**TASK:**
Transcribe all the records with complete accuracy.

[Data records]
_ _ _
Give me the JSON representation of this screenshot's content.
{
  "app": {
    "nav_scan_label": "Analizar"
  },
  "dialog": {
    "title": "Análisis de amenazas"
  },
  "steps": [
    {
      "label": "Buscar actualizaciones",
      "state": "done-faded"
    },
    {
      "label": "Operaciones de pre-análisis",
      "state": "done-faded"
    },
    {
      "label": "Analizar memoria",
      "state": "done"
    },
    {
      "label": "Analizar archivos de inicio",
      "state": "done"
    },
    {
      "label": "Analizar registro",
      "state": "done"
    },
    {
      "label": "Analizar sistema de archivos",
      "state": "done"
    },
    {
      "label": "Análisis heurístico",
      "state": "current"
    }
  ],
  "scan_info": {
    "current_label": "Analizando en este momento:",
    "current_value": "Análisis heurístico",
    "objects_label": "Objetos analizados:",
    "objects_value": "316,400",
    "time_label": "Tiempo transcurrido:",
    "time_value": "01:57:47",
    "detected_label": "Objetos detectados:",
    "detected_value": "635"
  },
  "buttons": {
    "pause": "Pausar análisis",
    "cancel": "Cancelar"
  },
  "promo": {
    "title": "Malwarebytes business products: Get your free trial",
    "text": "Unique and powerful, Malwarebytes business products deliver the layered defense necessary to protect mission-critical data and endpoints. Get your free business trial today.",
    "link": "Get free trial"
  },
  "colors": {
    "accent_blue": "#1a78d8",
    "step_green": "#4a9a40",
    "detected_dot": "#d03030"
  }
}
_ _ _
**COMPLETE OUTPUT:**
Give me the JSON representation of this screenshot's content.
{
  "app": {
    "nav_scan_label": "Analizar"
  },
  "dialog": {
    "title": "Análisis de amenazas"
  },
  "steps": [
    {
      "label": "Buscar actualizaciones",
      "state": "done-faded"
    },
    {
      "label": "Operaciones de pre-análisis",
      "state": "done-faded"
    },
    {
      "label": "Analizar memoria",
      "state": "done"
    },
    {
      "label": "Analizar archivos de inicio",
      "state": "done"
    },
    {
      "label": "Analizar registro",
      "state": "done"
    },
    {
      "label": "Analizar sistema de archivos",
      "state": "done"
    },
    {
      "label": "Análisis heurístico",
      "state": "current"
    }
  ],
  "scan_info": {
    "current_label": "Analizando en este momento:",
    "current_value": "Análisis heurístico",
    "objects_label": "Objetos analizados:",
    "objects_value": "316,400",
    "time_label": "Tiempo transcurrido:",
    "time_value": "01:57:47",
    "detected_label": "Objetos detectados:",
    "detected_value": "635"
  },
  "buttons": {
    "pause": "Pausar análisis",
    "cancel": "Cancelar"
  },
  "promo": {
    "title": "Malwarebytes business products: Get your free trial",
    "text": "Unique and powerful, Malwarebytes business products deliver the layered defense necessary to protect mission-critical data and endpoints. Get your free business trial today.",
    "link": "Get free trial"
  },
  "colors": {
    "accent_blue": "#1a78d8",
    "step_green": "#4a9a40",
    "detected_dot": "#d03030"
  }
}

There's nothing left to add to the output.